YOUR GOAL: Could you reproduce the items below, replacing every "y-tick-label" with "y-axis-tick-label" and leaving everything else unchanged?

RECORDS FOR THIS TASK:
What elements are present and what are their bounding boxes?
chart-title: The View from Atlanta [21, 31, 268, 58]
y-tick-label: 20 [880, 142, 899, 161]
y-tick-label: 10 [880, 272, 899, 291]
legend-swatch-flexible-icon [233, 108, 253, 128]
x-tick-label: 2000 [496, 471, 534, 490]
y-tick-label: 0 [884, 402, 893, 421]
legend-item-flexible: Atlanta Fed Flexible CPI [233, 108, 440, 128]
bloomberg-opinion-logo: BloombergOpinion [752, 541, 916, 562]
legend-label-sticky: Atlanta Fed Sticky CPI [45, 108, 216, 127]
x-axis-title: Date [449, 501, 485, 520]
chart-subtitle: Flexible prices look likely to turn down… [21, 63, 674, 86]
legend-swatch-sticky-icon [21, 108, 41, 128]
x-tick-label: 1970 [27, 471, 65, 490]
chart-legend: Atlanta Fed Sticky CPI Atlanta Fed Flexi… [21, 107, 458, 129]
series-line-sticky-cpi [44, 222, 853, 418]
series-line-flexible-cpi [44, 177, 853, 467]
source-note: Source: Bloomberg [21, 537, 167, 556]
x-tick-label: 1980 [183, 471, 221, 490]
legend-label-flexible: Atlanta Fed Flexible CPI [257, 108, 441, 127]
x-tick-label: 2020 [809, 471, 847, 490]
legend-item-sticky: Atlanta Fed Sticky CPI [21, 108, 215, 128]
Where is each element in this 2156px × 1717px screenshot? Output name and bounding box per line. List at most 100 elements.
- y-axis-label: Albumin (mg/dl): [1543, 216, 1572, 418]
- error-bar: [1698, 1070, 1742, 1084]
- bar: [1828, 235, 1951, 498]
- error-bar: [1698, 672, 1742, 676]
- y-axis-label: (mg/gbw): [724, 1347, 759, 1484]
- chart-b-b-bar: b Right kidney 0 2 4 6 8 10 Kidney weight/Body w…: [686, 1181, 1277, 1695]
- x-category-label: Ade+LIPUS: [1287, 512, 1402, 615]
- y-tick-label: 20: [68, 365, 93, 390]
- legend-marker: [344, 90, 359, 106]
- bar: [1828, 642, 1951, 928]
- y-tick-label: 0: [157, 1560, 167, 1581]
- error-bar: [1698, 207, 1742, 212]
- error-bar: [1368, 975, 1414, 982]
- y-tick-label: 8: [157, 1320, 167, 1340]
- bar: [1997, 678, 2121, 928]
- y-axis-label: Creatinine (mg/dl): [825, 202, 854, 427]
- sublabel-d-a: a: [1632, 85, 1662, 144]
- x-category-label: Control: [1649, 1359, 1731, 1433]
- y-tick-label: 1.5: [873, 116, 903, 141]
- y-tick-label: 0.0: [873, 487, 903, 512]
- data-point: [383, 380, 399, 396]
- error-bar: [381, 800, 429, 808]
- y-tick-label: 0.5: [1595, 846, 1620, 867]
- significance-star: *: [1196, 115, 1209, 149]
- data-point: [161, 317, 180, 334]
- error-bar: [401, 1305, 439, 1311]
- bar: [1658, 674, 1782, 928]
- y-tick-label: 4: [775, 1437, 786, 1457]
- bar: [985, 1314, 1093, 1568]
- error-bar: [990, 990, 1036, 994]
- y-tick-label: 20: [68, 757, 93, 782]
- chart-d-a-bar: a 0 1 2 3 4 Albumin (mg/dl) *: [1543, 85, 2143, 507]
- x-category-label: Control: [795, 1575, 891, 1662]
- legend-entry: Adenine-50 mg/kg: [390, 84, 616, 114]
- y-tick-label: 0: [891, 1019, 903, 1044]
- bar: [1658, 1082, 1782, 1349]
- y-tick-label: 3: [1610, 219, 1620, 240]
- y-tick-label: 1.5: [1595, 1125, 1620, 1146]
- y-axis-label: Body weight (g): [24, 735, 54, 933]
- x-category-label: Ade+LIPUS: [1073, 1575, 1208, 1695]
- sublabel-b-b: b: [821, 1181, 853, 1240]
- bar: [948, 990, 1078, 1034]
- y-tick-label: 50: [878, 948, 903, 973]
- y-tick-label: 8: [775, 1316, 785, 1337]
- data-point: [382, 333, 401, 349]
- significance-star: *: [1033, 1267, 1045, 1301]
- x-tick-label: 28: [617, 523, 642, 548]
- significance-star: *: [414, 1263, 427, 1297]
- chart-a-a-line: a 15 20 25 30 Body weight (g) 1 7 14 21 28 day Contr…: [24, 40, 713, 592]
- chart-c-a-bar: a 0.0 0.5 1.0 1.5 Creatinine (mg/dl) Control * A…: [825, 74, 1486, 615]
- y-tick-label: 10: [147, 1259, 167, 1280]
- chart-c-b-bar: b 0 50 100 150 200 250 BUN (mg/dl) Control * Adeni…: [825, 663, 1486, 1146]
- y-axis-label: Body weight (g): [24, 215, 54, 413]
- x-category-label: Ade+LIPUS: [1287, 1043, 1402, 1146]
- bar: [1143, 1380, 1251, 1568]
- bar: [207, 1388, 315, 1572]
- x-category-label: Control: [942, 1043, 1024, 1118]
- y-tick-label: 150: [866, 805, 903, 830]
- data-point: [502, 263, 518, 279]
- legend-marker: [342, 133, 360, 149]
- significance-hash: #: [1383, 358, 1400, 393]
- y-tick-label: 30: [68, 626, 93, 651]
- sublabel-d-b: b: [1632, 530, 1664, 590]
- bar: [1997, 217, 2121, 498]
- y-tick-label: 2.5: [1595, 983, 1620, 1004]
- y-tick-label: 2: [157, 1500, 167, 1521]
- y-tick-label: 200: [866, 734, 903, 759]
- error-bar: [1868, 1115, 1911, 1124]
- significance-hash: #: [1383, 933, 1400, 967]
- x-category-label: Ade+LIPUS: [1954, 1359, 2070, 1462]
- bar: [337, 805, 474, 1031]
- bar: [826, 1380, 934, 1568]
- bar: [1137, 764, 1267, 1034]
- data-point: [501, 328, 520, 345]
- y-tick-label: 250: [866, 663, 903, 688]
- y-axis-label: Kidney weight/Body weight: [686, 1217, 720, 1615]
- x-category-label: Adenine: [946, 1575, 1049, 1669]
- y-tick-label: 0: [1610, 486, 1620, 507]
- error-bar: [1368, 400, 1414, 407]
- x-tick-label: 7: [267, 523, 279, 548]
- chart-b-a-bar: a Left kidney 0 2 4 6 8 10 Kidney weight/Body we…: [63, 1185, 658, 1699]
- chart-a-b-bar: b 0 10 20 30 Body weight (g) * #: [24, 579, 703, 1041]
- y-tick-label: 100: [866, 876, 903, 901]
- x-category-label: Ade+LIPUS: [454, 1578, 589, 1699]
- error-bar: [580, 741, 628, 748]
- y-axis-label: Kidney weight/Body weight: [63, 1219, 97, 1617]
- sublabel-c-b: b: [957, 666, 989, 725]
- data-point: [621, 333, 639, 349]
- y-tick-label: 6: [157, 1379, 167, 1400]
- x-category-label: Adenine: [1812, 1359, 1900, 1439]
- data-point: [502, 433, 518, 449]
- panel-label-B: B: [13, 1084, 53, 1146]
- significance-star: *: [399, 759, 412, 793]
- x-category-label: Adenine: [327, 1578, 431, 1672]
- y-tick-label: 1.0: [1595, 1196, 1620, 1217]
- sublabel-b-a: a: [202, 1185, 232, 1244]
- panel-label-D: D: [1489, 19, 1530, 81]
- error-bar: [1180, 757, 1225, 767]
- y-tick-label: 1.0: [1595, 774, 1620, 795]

OUTPUT FOR THIS EXERCISE:
What elements are present and what are their bounding boxes?
chart-title: The View from Atlanta [21, 31, 268, 58]
y-axis-tick-label: 20 [880, 142, 899, 161]
y-axis-tick-label: 10 [880, 272, 899, 291]
legend-swatch-flexible-icon [233, 108, 253, 128]
x-tick-label: 2000 [496, 471, 534, 490]
y-axis-tick-label: 0 [884, 402, 893, 421]
legend-item-flexible: Atlanta Fed Flexible CPI [233, 108, 440, 128]
bloomberg-opinion-logo: BloombergOpinion [752, 541, 916, 562]
legend-label-sticky: Atlanta Fed Sticky CPI [45, 108, 216, 127]
x-axis-title: Date [449, 501, 485, 520]
chart-subtitle: Flexible prices look likely to turn down… [21, 63, 674, 86]
legend-swatch-sticky-icon [21, 108, 41, 128]
x-tick-label: 1970 [27, 471, 65, 490]
chart-legend: Atlanta Fed Sticky CPI Atlanta Fed Flexi… [21, 107, 458, 129]
series-line-sticky-cpi [44, 222, 853, 418]
series-line-flexible-cpi [44, 177, 853, 467]
source-note: Source: Bloomberg [21, 537, 167, 556]
x-tick-label: 1980 [183, 471, 221, 490]
legend-label-flexible: Atlanta Fed Flexible CPI [257, 108, 441, 127]
x-tick-label: 2020 [809, 471, 847, 490]
legend-item-sticky: Atlanta Fed Sticky CPI [21, 108, 215, 128]
Where is each element in this 2156px × 1717px screenshot? Output name and bounding box per line. List at most 100 elements.
- y-axis-label: Albumin (mg/dl): [1543, 216, 1572, 418]
- error-bar: [1698, 1070, 1742, 1084]
- bar: [1828, 235, 1951, 498]
- error-bar: [1698, 672, 1742, 676]
- y-axis-label: (mg/gbw): [724, 1347, 759, 1484]
- chart-b-b-bar: b Right kidney 0 2 4 6 8 10 Kidney weight/Body w…: [686, 1181, 1277, 1695]
- x-category-label: Ade+LIPUS: [1287, 512, 1402, 615]
- y-axis-tick-label: 20: [68, 365, 93, 390]
- legend-marker: [344, 90, 359, 106]
- bar: [1828, 642, 1951, 928]
- y-axis-tick-label: 0: [157, 1560, 167, 1581]
- error-bar: [1698, 207, 1742, 212]
- error-bar: [1368, 975, 1414, 982]
- y-axis-tick-label: 8: [157, 1320, 167, 1340]
- bar: [1997, 678, 2121, 928]
- y-axis-label: Creatinine (mg/dl): [825, 202, 854, 427]
- sublabel-d-a: a: [1632, 85, 1662, 144]
- x-category-label: Control: [1649, 1359, 1731, 1433]
- y-axis-tick-label: 1.5: [873, 116, 903, 141]
- y-axis-tick-label: 0.0: [873, 487, 903, 512]
- data-point: [383, 380, 399, 396]
- error-bar: [381, 800, 429, 808]
- y-axis-tick-label: 0.5: [1595, 846, 1620, 867]
- significance-star: *: [1196, 115, 1209, 149]
- data-point: [161, 317, 180, 334]
- error-bar: [401, 1305, 439, 1311]
- bar: [1658, 674, 1782, 928]
- y-axis-tick-label: 4: [775, 1437, 786, 1457]
- bar: [985, 1314, 1093, 1568]
- error-bar: [990, 990, 1036, 994]
- y-axis-tick-label: 20: [68, 757, 93, 782]
- chart-d-a-bar: a 0 1 2 3 4 Albumin (mg/dl) *: [1543, 85, 2143, 507]
- x-category-label: Control: [795, 1575, 891, 1662]
- legend-entry: Adenine-50 mg/kg: [390, 84, 616, 114]
- y-axis-tick-label: 0: [891, 1019, 903, 1044]
- bar: [1658, 1082, 1782, 1349]
- y-axis-tick-label: 3: [1610, 219, 1620, 240]
- y-axis-tick-label: 1.5: [1595, 1125, 1620, 1146]
- y-axis-label: Body weight (g): [24, 735, 54, 933]
- x-category-label: Ade+LIPUS: [1073, 1575, 1208, 1695]
- sublabel-b-b: b: [821, 1181, 853, 1240]
- bar: [948, 990, 1078, 1034]
- y-axis-tick-label: 50: [878, 948, 903, 973]
- y-axis-tick-label: 8: [775, 1316, 785, 1337]
- data-point: [382, 333, 401, 349]
- significance-star: *: [1033, 1267, 1045, 1301]
- x-tick-label: 28: [617, 523, 642, 548]
- significance-star: *: [414, 1263, 427, 1297]
- chart-a-a-line: a 15 20 25 30 Body weight (g) 1 7 14 21 28 day Contr…: [24, 40, 713, 592]
- chart-c-a-bar: a 0.0 0.5 1.0 1.5 Creatinine (mg/dl) Control * A…: [825, 74, 1486, 615]
- y-axis-tick-label: 10: [147, 1259, 167, 1280]
- chart-c-b-bar: b 0 50 100 150 200 250 BUN (mg/dl) Control * Adeni…: [825, 663, 1486, 1146]
- y-axis-label: Body weight (g): [24, 215, 54, 413]
- x-category-label: Ade+LIPUS: [1287, 1043, 1402, 1146]
- bar: [1143, 1380, 1251, 1568]
- bar: [207, 1388, 315, 1572]
- x-category-label: Control: [942, 1043, 1024, 1118]
- y-axis-tick-label: 150: [866, 805, 903, 830]
- data-point: [502, 263, 518, 279]
- legend-marker: [342, 133, 360, 149]
- significance-hash: #: [1383, 358, 1400, 393]
- y-axis-tick-label: 30: [68, 626, 93, 651]
- sublabel-d-b: b: [1632, 530, 1664, 590]
- bar: [1997, 217, 2121, 498]
- y-axis-tick-label: 2.5: [1595, 983, 1620, 1004]
- y-axis-tick-label: 2: [157, 1500, 167, 1521]
- y-axis-tick-label: 200: [866, 734, 903, 759]
- error-bar: [1868, 1115, 1911, 1124]
- significance-hash: #: [1383, 933, 1400, 967]
- x-category-label: Ade+LIPUS: [1954, 1359, 2070, 1462]
- bar: [337, 805, 474, 1031]
- bar: [826, 1380, 934, 1568]
- bar: [1137, 764, 1267, 1034]
- data-point: [501, 328, 520, 345]
- y-axis-tick-label: 250: [866, 663, 903, 688]
- y-axis-label: Kidney weight/Body weight: [686, 1217, 720, 1615]
- x-category-label: Adenine: [946, 1575, 1049, 1669]
- y-axis-tick-label: 0: [1610, 486, 1620, 507]
- error-bar: [1368, 400, 1414, 407]
- x-tick-label: 7: [267, 523, 279, 548]
- chart-b-a-bar: a Left kidney 0 2 4 6 8 10 Kidney weight/Body we…: [63, 1185, 658, 1699]
- chart-a-b-bar: b 0 10 20 30 Body weight (g) * #: [24, 579, 703, 1041]
- y-axis-tick-label: 100: [866, 876, 903, 901]
- x-category-label: Ade+LIPUS: [454, 1578, 589, 1699]
- error-bar: [580, 741, 628, 748]
- y-axis-label: Kidney weight/Body weight: [63, 1219, 97, 1617]
- sublabel-c-b: b: [957, 666, 989, 725]
- data-point: [621, 333, 639, 349]
- y-axis-tick-label: 6: [157, 1379, 167, 1400]
- x-category-label: Adenine: [1812, 1359, 1900, 1439]
- data-point: [502, 433, 518, 449]
- panel-label-B: B: [13, 1084, 53, 1146]
- significance-star: *: [399, 759, 412, 793]
- x-category-label: Adenine: [327, 1578, 431, 1672]
- y-axis-tick-label: 1.0: [1595, 1196, 1620, 1217]
- sublabel-b-a: a: [202, 1185, 232, 1244]
- panel-label-D: D: [1489, 19, 1530, 81]
- error-bar: [1180, 757, 1225, 767]
- y-axis-tick-label: 1.0: [1595, 774, 1620, 795]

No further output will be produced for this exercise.